● **Written request**:
From the entries below, pull out each line where "sample" appears.

● **Data provided**:
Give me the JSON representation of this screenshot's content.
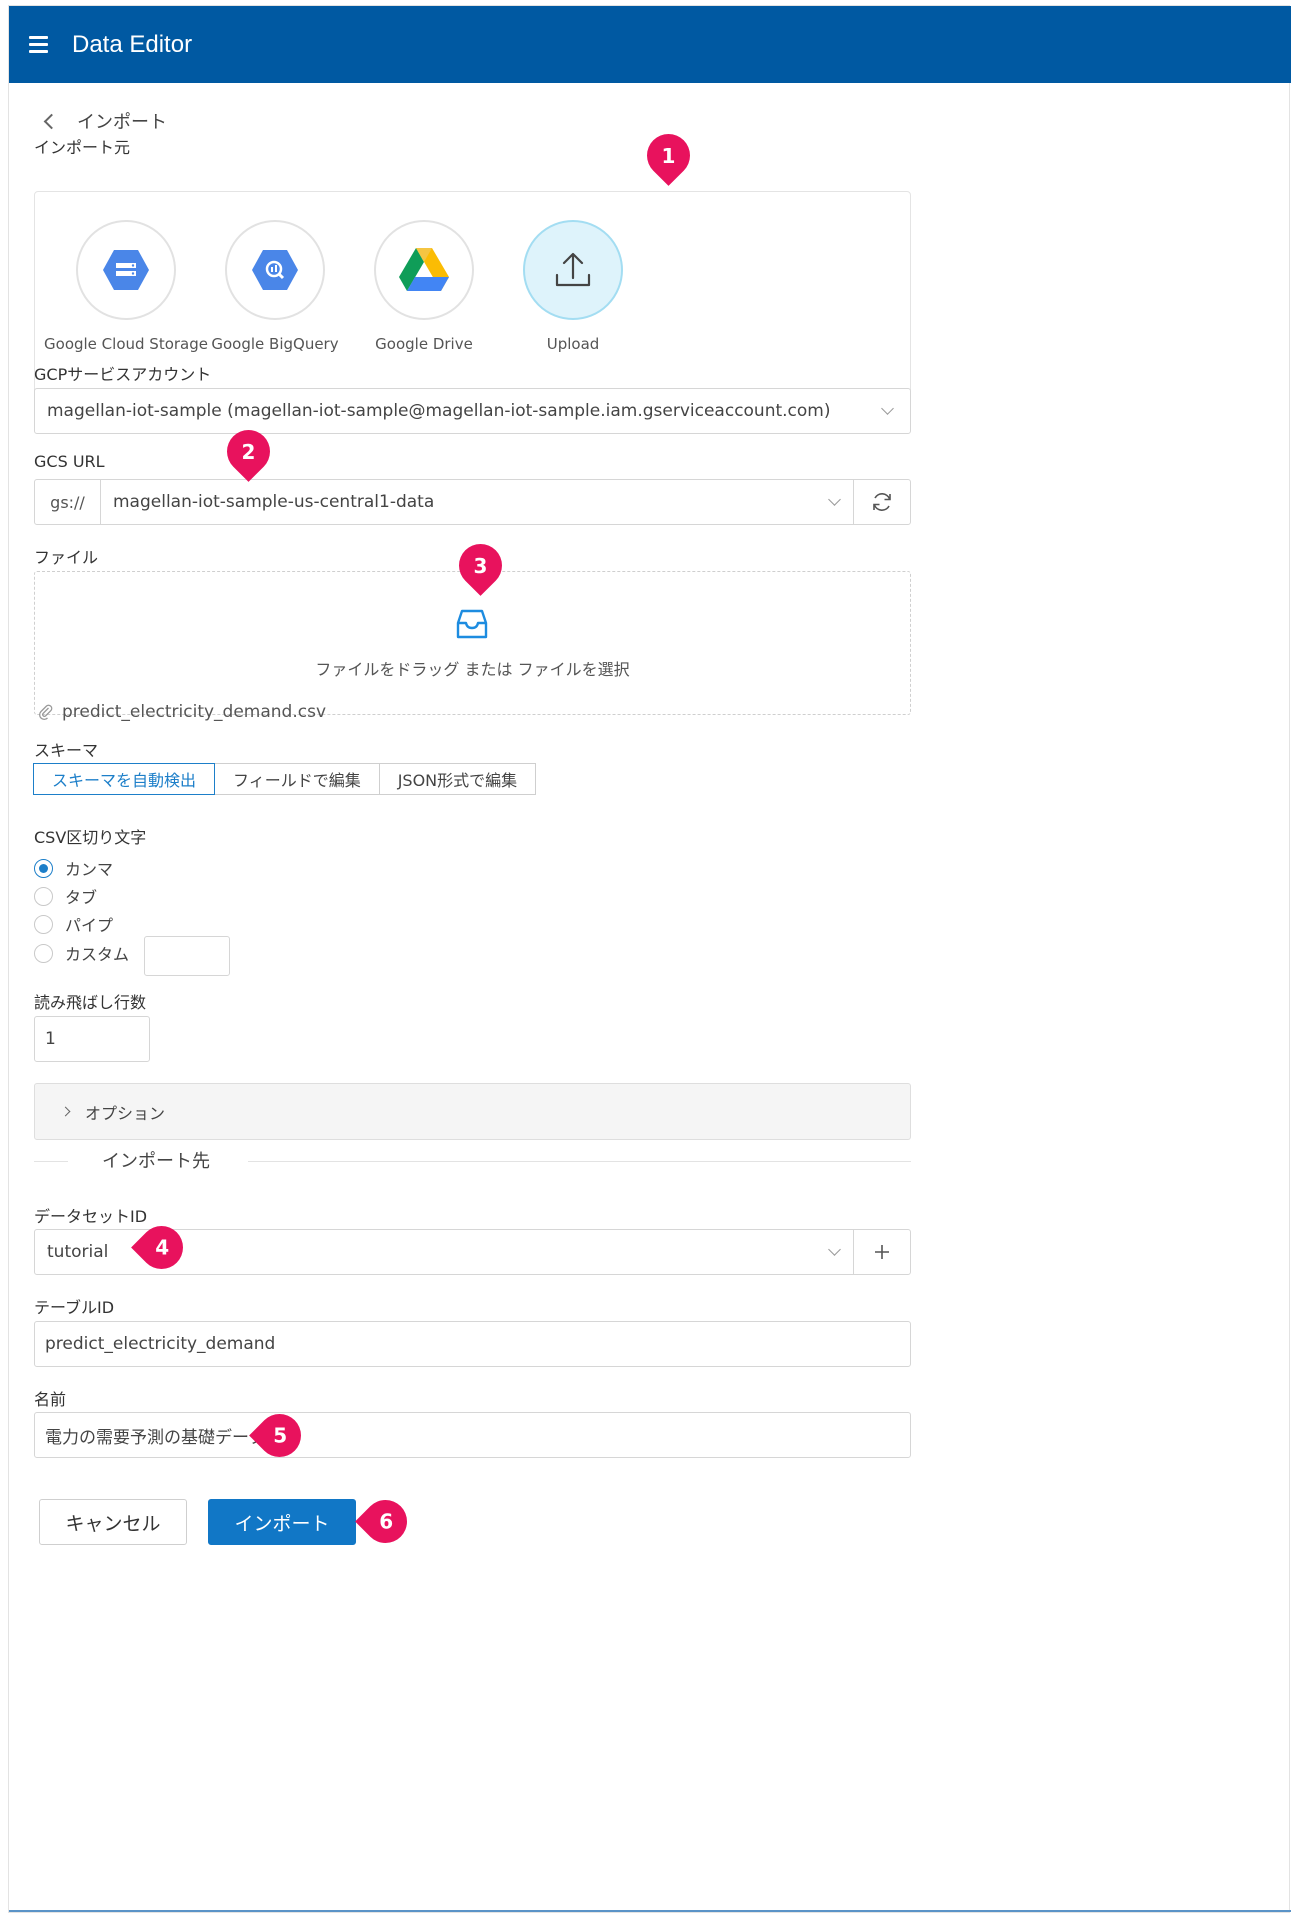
{
  "app": {
    "title": "Data Editor"
  },
  "page": {
    "back_label": "インポート"
  },
  "source": {
    "label": "インポート元",
    "options": [
      {
        "name": "Google Cloud Storage",
        "icon": "gcs-icon",
        "selected": false
      },
      {
        "name": "Google BigQuery",
        "icon": "bigquery-icon",
        "selected": false
      },
      {
        "name": "Google Drive",
        "icon": "drive-icon",
        "selected": false
      },
      {
        "name": "Upload",
        "icon": "upload-icon",
        "selected": true
      }
    ]
  },
  "service_account": {
    "label": "GCPサービスアカウント",
    "value": "magellan-iot-sample (magellan-iot-sample@magellan-iot-sample.iam.gserviceaccount.com)"
  },
  "gcs_url": {
    "label": "GCS URL",
    "prefix": "gs://",
    "value": "magellan-iot-sample-us-central1-data"
  },
  "file": {
    "label": "ファイル",
    "drop_text": "ファイルをドラッグ または ファイルを選択",
    "attached": "predict_electricity_demand.csv"
  },
  "schema": {
    "label": "スキーマ",
    "tabs": [
      "スキーマを自動検出",
      "フィールドで編集",
      "JSON形式で編集"
    ],
    "active_tab": 0
  },
  "csv": {
    "label": "CSV区切り文字",
    "options": [
      "カンマ",
      "タブ",
      "パイプ",
      "カスタム"
    ],
    "selected": 0,
    "custom_value": ""
  },
  "skip_rows": {
    "label": "読み飛ばし行数",
    "value": "1"
  },
  "options_panel": {
    "label": "オプション"
  },
  "destination": {
    "title": "インポート先",
    "dataset_label": "データセットID",
    "dataset_value": "tutorial",
    "table_label": "テーブルID",
    "table_value": "predict_electricity_demand",
    "name_label": "名前",
    "name_value": "電力の需要予測の基礎データ"
  },
  "buttons": {
    "cancel": "キャンセル",
    "import": "インポート"
  },
  "callouts": [
    "1",
    "2",
    "3",
    "4",
    "5",
    "6"
  ],
  "colors": {
    "appbar": "#0059a2",
    "primary": "#1177c6",
    "callout": "#e8125d",
    "selected_source": "#def3fb"
  }
}
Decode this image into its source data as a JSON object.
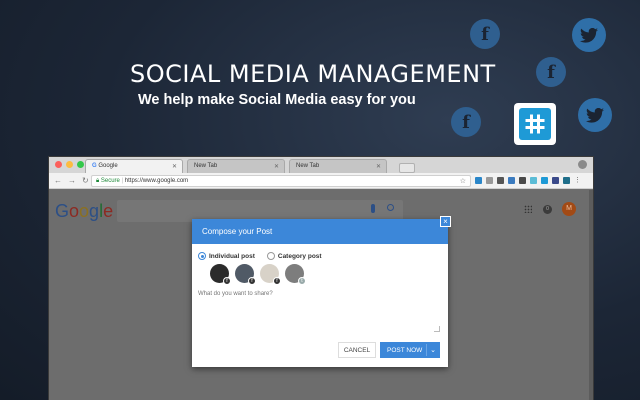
{
  "promo": {
    "headline": "SOCIAL MEDIA MANAGEMENT",
    "subline": "We help make Social Media easy for you"
  },
  "social_icons": [
    "facebook-icon",
    "twitter-icon",
    "hashtag-app-icon"
  ],
  "browser": {
    "tabs": [
      {
        "label": "Google",
        "active": true
      },
      {
        "label": "New Tab",
        "active": false
      },
      {
        "label": "New Tab",
        "active": false
      }
    ],
    "address": {
      "secure_label": "Secure",
      "url": "https://www.google.com"
    }
  },
  "google": {
    "logo": "Google",
    "avatar_letter": "M",
    "notification_count": "0"
  },
  "dialog": {
    "title": "Compose your Post",
    "close_glyph": "×",
    "radio_individual": "Individual post",
    "radio_category": "Category post",
    "share_placeholder": "What do you want to share?",
    "cancel_label": "CANCEL",
    "post_label": "POST NOW"
  },
  "colors": {
    "accent": "#3c87d9",
    "background": "#1c2636"
  }
}
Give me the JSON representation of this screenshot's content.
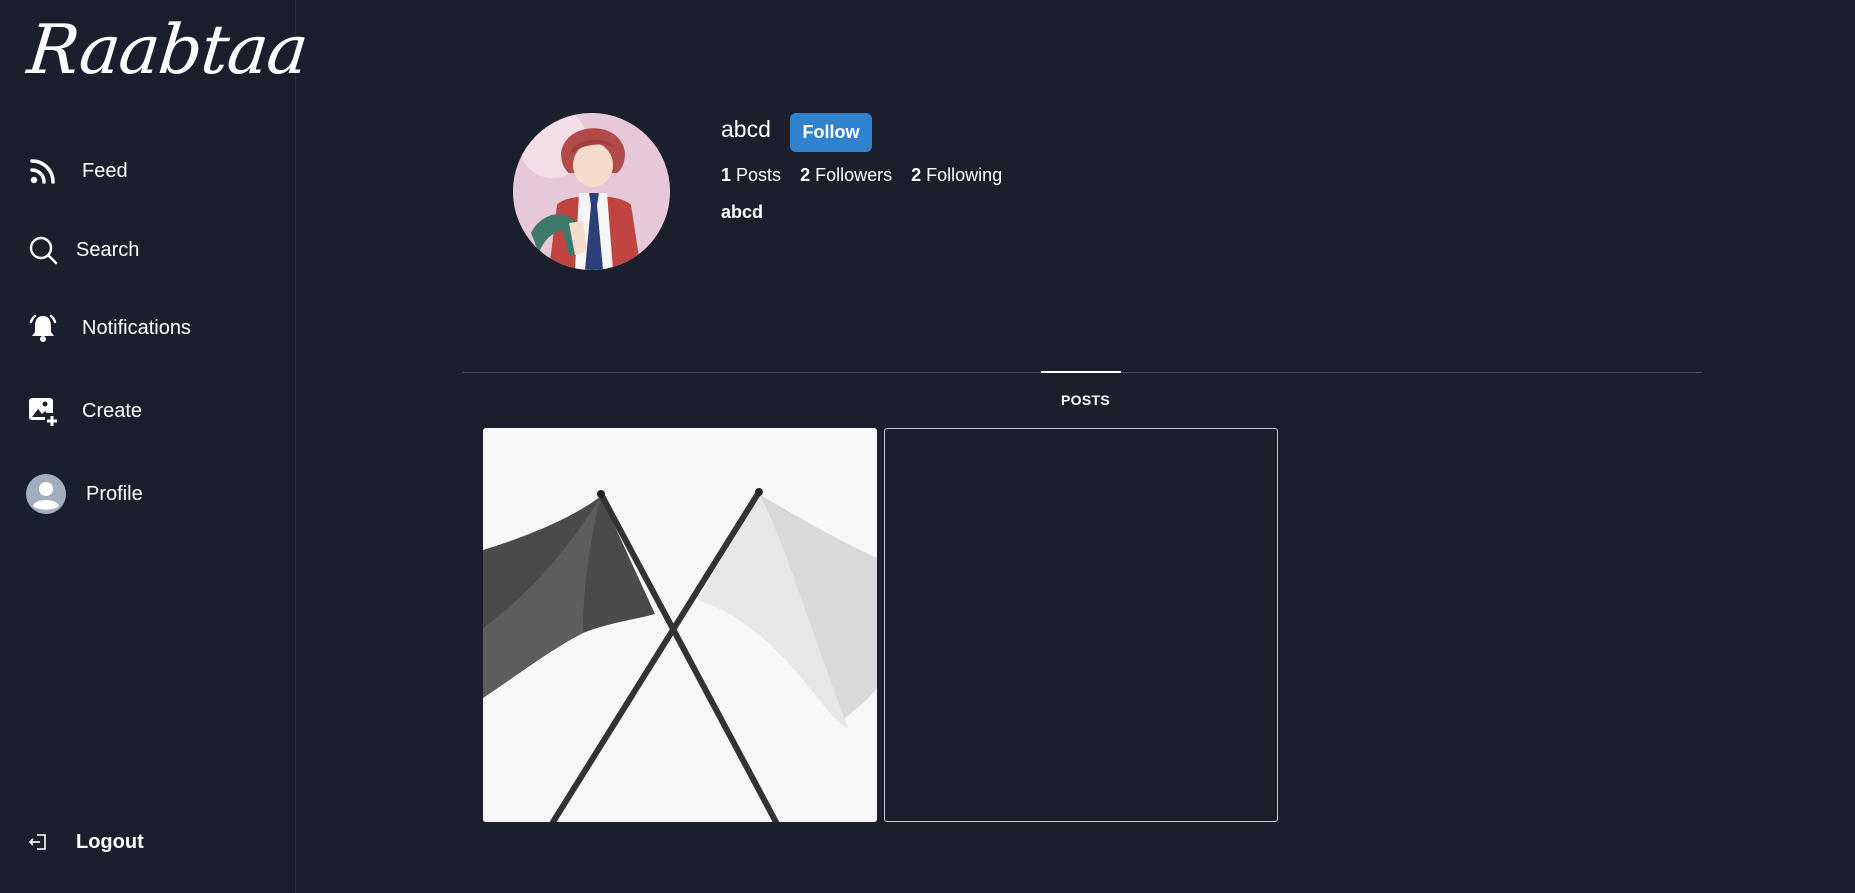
{
  "sidebar": {
    "logo": "Raabtaa",
    "items": [
      {
        "label": "Feed",
        "icon": "rss-icon"
      },
      {
        "label": "Search",
        "icon": "search-icon"
      },
      {
        "label": "Notifications",
        "icon": "bell-icon"
      },
      {
        "label": "Create",
        "icon": "add-image-icon"
      },
      {
        "label": "Profile",
        "icon": "avatar-icon"
      }
    ],
    "logout": {
      "label": "Logout",
      "icon": "logout-icon"
    }
  },
  "profile": {
    "username": "abcd",
    "follow_label": "Follow",
    "posts_count": "1",
    "posts_label": "Posts",
    "followers_count": "2",
    "followers_label": "Followers",
    "following_count": "2",
    "following_label": "Following",
    "display_name": "abcd"
  },
  "tabs": {
    "posts_label": "POSTS"
  },
  "colors": {
    "background": "#1b1f2d",
    "accent": "#3182ce",
    "text": "#ffffff"
  }
}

● **Answer to this exercise**:
    "value": "magellan-iot-sample (magellan-iot-sample@magellan-iot-sample.iam.gserviceaccount.com)"
    "value": "magellan-iot-sample-us-central1-data"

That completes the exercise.